* **EXERCISE DIRECTIONS**
Write out the data below in full. Keep it exact.

---------- THE DATA

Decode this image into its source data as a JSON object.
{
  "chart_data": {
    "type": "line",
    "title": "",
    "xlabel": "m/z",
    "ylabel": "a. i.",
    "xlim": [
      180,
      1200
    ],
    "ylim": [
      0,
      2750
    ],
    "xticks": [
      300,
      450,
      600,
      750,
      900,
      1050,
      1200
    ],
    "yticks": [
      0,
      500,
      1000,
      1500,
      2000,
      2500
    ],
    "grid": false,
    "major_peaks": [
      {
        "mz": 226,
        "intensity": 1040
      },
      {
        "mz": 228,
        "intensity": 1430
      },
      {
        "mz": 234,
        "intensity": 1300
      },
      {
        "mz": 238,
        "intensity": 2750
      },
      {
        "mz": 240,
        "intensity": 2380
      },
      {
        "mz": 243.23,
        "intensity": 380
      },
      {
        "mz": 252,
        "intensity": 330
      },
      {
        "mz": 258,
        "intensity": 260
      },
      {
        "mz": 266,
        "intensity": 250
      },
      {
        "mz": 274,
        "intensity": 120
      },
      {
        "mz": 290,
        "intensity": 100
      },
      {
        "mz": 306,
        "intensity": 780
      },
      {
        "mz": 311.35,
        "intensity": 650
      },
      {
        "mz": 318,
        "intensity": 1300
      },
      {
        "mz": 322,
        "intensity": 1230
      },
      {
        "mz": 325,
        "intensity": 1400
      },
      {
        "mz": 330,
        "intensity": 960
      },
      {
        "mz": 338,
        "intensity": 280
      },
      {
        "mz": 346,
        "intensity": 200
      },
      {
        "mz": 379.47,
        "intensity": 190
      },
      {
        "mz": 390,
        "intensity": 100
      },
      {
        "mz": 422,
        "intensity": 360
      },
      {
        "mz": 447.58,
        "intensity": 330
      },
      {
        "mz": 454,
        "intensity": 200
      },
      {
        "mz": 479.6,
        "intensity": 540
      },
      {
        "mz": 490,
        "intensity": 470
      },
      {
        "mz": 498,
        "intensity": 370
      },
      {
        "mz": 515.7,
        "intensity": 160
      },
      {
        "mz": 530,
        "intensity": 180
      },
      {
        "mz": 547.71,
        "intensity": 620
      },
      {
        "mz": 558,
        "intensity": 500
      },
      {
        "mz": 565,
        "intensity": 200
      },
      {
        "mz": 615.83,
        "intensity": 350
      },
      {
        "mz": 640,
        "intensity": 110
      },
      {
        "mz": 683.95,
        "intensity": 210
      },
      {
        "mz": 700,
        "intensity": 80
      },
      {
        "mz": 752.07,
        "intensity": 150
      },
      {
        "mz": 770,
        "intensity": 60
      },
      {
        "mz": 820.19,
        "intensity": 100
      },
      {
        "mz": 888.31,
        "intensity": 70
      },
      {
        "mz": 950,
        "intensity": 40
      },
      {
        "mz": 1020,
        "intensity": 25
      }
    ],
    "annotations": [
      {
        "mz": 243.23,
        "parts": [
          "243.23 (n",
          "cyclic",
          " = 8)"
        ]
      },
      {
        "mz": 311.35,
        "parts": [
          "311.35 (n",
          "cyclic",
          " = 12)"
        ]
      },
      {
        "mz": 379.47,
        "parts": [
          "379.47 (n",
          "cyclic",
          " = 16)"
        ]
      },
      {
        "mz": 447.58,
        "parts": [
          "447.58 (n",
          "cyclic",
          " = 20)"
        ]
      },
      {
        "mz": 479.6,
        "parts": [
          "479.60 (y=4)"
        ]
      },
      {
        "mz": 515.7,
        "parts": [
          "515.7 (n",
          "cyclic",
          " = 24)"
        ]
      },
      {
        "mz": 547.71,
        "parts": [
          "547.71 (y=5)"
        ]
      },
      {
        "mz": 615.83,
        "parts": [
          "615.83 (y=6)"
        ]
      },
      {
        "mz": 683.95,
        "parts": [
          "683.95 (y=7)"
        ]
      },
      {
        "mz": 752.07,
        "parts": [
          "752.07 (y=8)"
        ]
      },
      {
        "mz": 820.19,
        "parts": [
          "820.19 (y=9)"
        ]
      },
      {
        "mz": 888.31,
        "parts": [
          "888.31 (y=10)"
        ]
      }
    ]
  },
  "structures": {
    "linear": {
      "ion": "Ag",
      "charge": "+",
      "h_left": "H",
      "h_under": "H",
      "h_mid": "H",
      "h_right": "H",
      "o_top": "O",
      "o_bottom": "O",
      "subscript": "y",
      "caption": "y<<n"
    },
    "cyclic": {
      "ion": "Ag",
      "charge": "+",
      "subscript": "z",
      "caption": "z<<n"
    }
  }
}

--------------------

* **SOLUTION BELOW**
Decode this image into its source data as a JSON object.
{
  "chart_data": {
    "type": "line",
    "title": "",
    "xlabel": "m/z",
    "ylabel": "a. i.",
    "xlim": [
      180,
      1200
    ],
    "ylim": [
      0,
      2750
    ],
    "xticks": [
      300,
      450,
      600,
      750,
      900,
      1050,
      1200
    ],
    "yticks": [
      0,
      500,
      1000,
      1500,
      2000,
      2500
    ],
    "grid": false,
    "major_peaks": [
      {
        "mz": 226,
        "intensity": 1040
      },
      {
        "mz": 228,
        "intensity": 1430
      },
      {
        "mz": 234,
        "intensity": 1300
      },
      {
        "mz": 238,
        "intensity": 2750
      },
      {
        "mz": 240,
        "intensity": 2380
      },
      {
        "mz": 243.23,
        "intensity": 380
      },
      {
        "mz": 252,
        "intensity": 330
      },
      {
        "mz": 258,
        "intensity": 260
      },
      {
        "mz": 266,
        "intensity": 250
      },
      {
        "mz": 274,
        "intensity": 120
      },
      {
        "mz": 290,
        "intensity": 100
      },
      {
        "mz": 306,
        "intensity": 780
      },
      {
        "mz": 311.35,
        "intensity": 650
      },
      {
        "mz": 318,
        "intensity": 1300
      },
      {
        "mz": 322,
        "intensity": 1230
      },
      {
        "mz": 325,
        "intensity": 1400
      },
      {
        "mz": 330,
        "intensity": 960
      },
      {
        "mz": 338,
        "intensity": 280
      },
      {
        "mz": 346,
        "intensity": 200
      },
      {
        "mz": 379.47,
        "intensity": 190
      },
      {
        "mz": 390,
        "intensity": 100
      },
      {
        "mz": 422,
        "intensity": 360
      },
      {
        "mz": 447.58,
        "intensity": 330
      },
      {
        "mz": 454,
        "intensity": 200
      },
      {
        "mz": 479.6,
        "intensity": 540
      },
      {
        "mz": 490,
        "intensity": 470
      },
      {
        "mz": 498,
        "intensity": 370
      },
      {
        "mz": 515.7,
        "intensity": 160
      },
      {
        "mz": 530,
        "intensity": 180
      },
      {
        "mz": 547.71,
        "intensity": 620
      },
      {
        "mz": 558,
        "intensity": 500
      },
      {
        "mz": 565,
        "intensity": 200
      },
      {
        "mz": 615.83,
        "intensity": 350
      },
      {
        "mz": 640,
        "intensity": 110
      },
      {
        "mz": 683.95,
        "intensity": 210
      },
      {
        "mz": 700,
        "intensity": 80
      },
      {
        "mz": 752.07,
        "intensity": 150
      },
      {
        "mz": 770,
        "intensity": 60
      },
      {
        "mz": 820.19,
        "intensity": 100
      },
      {
        "mz": 888.31,
        "intensity": 70
      },
      {
        "mz": 950,
        "intensity": 40
      },
      {
        "mz": 1020,
        "intensity": 25
      }
    ],
    "annotations": [
      {
        "mz": 243.23,
        "parts": [
          "243.23 (n",
          "cyclic",
          " = 8)"
        ]
      },
      {
        "mz": 311.35,
        "parts": [
          "311.35 (n",
          "cyclic",
          " = 12)"
        ]
      },
      {
        "mz": 379.47,
        "parts": [
          "379.47 (n",
          "cyclic",
          " = 16)"
        ]
      },
      {
        "mz": 447.58,
        "parts": [
          "447.58 (n",
          "cyclic",
          " = 20)"
        ]
      },
      {
        "mz": 479.6,
        "parts": [
          "479.60 (y=4)"
        ]
      },
      {
        "mz": 515.7,
        "parts": [
          "515.7 (n",
          "cyclic",
          " = 24)"
        ]
      },
      {
        "mz": 547.71,
        "parts": [
          "547.71 (y=5)"
        ]
      },
      {
        "mz": 615.83,
        "parts": [
          "615.83 (y=6)"
        ]
      },
      {
        "mz": 683.95,
        "parts": [
          "683.95 (y=7)"
        ]
      },
      {
        "mz": 752.07,
        "parts": [
          "752.07 (y=8)"
        ]
      },
      {
        "mz": 820.19,
        "parts": [
          "820.19 (y=9)"
        ]
      },
      {
        "mz": 888.31,
        "parts": [
          "888.31 (y=10)"
        ]
      }
    ]
  },
  "structures": {
    "linear": {
      "ion": "Ag",
      "charge": "+",
      "h_left": "H",
      "h_under": "H",
      "h_mid": "H",
      "h_right": "H",
      "o_top": "O",
      "o_bottom": "O",
      "subscript": "y",
      "caption": "y<<n"
    },
    "cyclic": {
      "ion": "Ag",
      "charge": "+",
      "subscript": "z",
      "caption": "z<<n"
    }
  }
}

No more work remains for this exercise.